• Written request 1
According to the SEM passage, what setting is adjusted to control the energy of the electron beam?
• Written request 2
Quote the SEM passage from "Answer: In SEM, electrons" up to and including "beam in SEM?".

• Quoted passage
******

25. How is the magnification in SEM images controlled?
Answer: In SEM, the magnification is controlled by changing the area of the sample surface that the electron beam scans. When the electron beam scans a smaller area, the resulting image has a higher magnification. Most SEMs allow the user to easily adjust the magnification, from relatively low magnification (such as 10x or 100x) to very high magnification (such as 100,000x or higher).
26. How is the resolution of SEM determined?
Answer: Resolution describes the ability of a microscope to distinguish two close objects as separate entities. In SEM, resolution is determined by several factors, including the diameter of the electron beam, the nature of the sample, and the type of detector used. In theory, a smaller electron beam diameter could provide higher resolution. In practice, however, optimal resolution may not always be achieved due to sample drift, electron beam stability, and other factors.
27. Why do we need to place the sample in a specific position before SEM observation?
Answer: The sample is positioned to ensure that the electron beam can effectively interact with it, and also so that the detector can collect the signal scattered or emitted by the sample from the correct angle. Correct sample positioning also ensures that it does not interfere with the path of the electron beam or collide with other parts of the microscope.
28. How are the electrons used in SEM generated?
Answer: In SEM, electrons are generated by an electron gun, usually using a tungsten or field emission source. When these sources are heated or a strong electric field is applied, they release electrons. The electrons are then accelerated and focused through a series of electromagnetic lenses into a thin beam, which is then directed onto the sample.
29. How to control the energy of electron beam in SEM?
Answer: The energy of the electron beam is controlled by adjusting its accelerating voltage. The higher the accelerating voltage, the higher the energy of the electrons. Different applications and samples may require different electron beam energies. For example, to obtain high-resolution images of surfaces, a low-energy electron beam may be used, whereas for analysis of deep layers or scattered signals, higher energies may be required.

******

• Recorded information
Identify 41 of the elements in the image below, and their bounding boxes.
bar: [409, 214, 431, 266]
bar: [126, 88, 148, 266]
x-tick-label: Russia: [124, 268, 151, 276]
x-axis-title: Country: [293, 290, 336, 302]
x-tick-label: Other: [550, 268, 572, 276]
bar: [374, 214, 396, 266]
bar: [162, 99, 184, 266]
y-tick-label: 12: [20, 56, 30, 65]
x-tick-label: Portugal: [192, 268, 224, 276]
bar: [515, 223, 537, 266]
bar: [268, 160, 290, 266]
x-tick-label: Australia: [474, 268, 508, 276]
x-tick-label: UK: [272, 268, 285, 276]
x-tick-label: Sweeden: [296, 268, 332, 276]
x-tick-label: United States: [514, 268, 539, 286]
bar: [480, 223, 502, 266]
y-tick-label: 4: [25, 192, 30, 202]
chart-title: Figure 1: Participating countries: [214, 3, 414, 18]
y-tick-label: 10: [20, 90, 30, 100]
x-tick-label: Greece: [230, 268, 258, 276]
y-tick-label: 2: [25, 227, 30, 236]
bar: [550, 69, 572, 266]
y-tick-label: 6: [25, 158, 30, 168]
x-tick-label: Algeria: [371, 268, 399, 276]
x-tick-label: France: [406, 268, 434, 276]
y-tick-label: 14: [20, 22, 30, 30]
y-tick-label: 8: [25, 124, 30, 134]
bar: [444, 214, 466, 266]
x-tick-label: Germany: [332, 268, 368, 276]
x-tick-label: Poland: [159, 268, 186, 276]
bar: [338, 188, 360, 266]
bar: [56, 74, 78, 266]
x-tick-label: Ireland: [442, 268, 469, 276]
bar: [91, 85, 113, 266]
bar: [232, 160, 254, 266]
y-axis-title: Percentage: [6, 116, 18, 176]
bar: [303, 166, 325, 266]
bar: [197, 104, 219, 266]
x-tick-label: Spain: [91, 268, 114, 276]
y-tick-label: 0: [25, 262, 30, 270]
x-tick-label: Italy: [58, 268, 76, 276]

******

• Complete answer 1
Its accelerating voltage.

• Complete answer 2
Answer: In SEM, electrons are generated by an electron gun, usually using a tungsten or field emission source. When these sources are heated or a strong electric field is applied, they release electrons. The electrons are then accelerated and focused through a series of electromagnetic lenses into a thin beam, which is then directed onto the sample.
29. How to control the energy of electron beam in SEM?